**Text segment:**
If I think back on any moment in the past that I felt truly creative and deeply entrenched in a state of flow, it’s always been a moment of solitude or separation from society and distraction altogether. For most of my life I’ve grappled with the very real possibility that I’m just antisocial or hopelessly mercurial—the wallflower at the high school dance, persona non grata due to insufficient investment or interest in socially normative subject matters, perhaps even somewhat feared as an “outsider” in the same vein as the grotesque character referred to as “The Judge” in Cormac McCarthy’s bewildering and brutal Blood Meridian. Yet, recent and surprisingly dated studies and musings reveal that the aloof have a leg up on keeping their creativity aloft and alight.
In a 1990 article entitled “Solitude” by Philip J. Koch from The Journal of Speculative Philosophy, Koch notes that one of the curious virtues of solitude is what he describes as the “the flaming-up of Creativity. The artist in her studio, the composer at the keyboard, the theorist staring into space lost in thought, all of these have abandoned the calm acceptance of what is for the creation of what can be; and they do their work best in solitude.” This draws a clear distinction between solitude and loneliness, which are all too often commingled and therefore misunderstood, though I believe both states of separation from others can ignite creativity in those with an intense predisposition to such a state of being.
“...the flaming-up of Creativity(;) The artist in her studio, the composer at the keyboard, the theorist staring into space lost in thought, all of these have abandoned the calm acceptance of what is for the creation of what can be; and they do their work best in solitude.”
Most organizations since the dawn of the dot-com era have touted a belief in the team as the ideal collective organism by which innovation and creativity takes place and thrives, but having been creatively active since the infancy of the digital behemoth now known as the digital “noosphere” or “hive mind”, I’ve read a different, perhaps unauthorized, account of the process and nature of creative output.
Everywhere we look these days, we see hip marketing showcasing happy pierced creatives sitting together in open-concept office spaces with coffees, laughing, tossing hacky sacks, heads topped with colorful beanies and necks buried beneath rippling waves of Peruvian scarves. This is what we are meant to believe about how creatives work together: that it’s endless chit-chat and mindless tossing around of ideas, and that these acts somehow inspire and energize more of the same. In my experience, however, it’s been quite a different reality.
Creativity is flighty and fleeting; it’s truly elusive, like a migrating Oriole on a quick layover at your bird feeder, only to be seen one or two times further the rest of the year. And much like such a natural beauty gracing your garden during the still hours of early evening, you must treat it respectfully, calmly, quietly. A quiet mind is much like an inviting garden: it must be prepared with the proper balance of nutritious mental energy, a sprawling and serene landscape, and removal of all distractions and deterrents—including ourselves—for the Orioles of our imaginations to take refuge. I can think of no more detrimental a thing to creativity than a room full of other people all thinking aloud and spouting ideas rapid-fire.

**Stored records:**

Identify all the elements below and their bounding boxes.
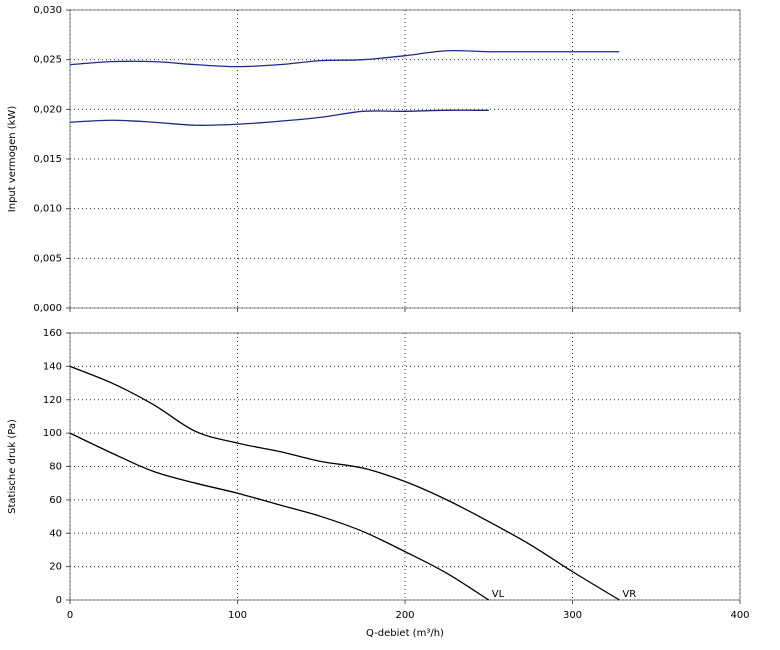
y-tick-label: 0 [56,595,62,606]
x-axis-label: Q-debiet (m³/h) [366,628,444,639]
series-line [69,109,489,126]
y-tick-label: 80 [49,462,62,473]
series-label: VL [492,589,505,600]
x-tick-label: 400 [730,610,749,621]
y-tick-label: 0,015 [33,154,62,165]
y-tick-label: 40 [49,528,62,539]
series-line [69,432,490,601]
x-tick-label: 100 [228,610,247,621]
x-tick-label: 0 [67,610,73,621]
y-axis-label: Input vermogen (kW) [7,106,18,213]
y-axis-label: Statische druk (Pa) [7,419,18,514]
x-tick-label: 300 [563,610,582,621]
series-line [69,365,620,601]
y-tick-label: 0,025 [33,55,62,66]
y-tick-label: 60 [49,495,62,506]
y-tick-label: 0,030 [33,5,62,16]
y-tick-label: 100 [43,428,62,439]
y-tick-label: 120 [43,395,62,406]
y-tick-label: 0,005 [33,253,62,264]
y-tick-label: 20 [49,562,62,573]
x-tick-label: 200 [395,610,414,621]
y-tick-label: 0,000 [33,303,62,314]
series-label: VR [622,589,636,600]
series-line [69,49,620,68]
y-tick-label: 140 [43,361,62,372]
y-tick-label: 0,020 [33,104,62,115]
y-tick-label: 0,010 [33,204,62,215]
y-tick-label: 160 [43,328,62,339]
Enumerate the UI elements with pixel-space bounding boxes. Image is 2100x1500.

**Task requirements:** Duplicate the passage of the essay on solitude and creativity starting with "If I think back" and going on through "aloft and alight.".

**Output below:**
If I think back on any moment in the past that I felt truly creative and deeply entrenched in a state of flow, it’s always been a moment of solitude or separation from society and distraction altogether. For most of my life I’ve grappled with the very real possibility that I’m just antisocial or hopelessly mercurial—the wallflower at the high school dance, persona non grata due to insufficient investment or interest in socially normative subject matters, perhaps even somewhat feared as an “outsider” in the same vein as the grotesque character referred to as “The Judge” in Cormac McCarthy’s bewildering and brutal Blood Meridian. Yet, recent and surprisingly dated studies and musings reveal that the aloof have a leg up on keeping their creativity aloft and alight.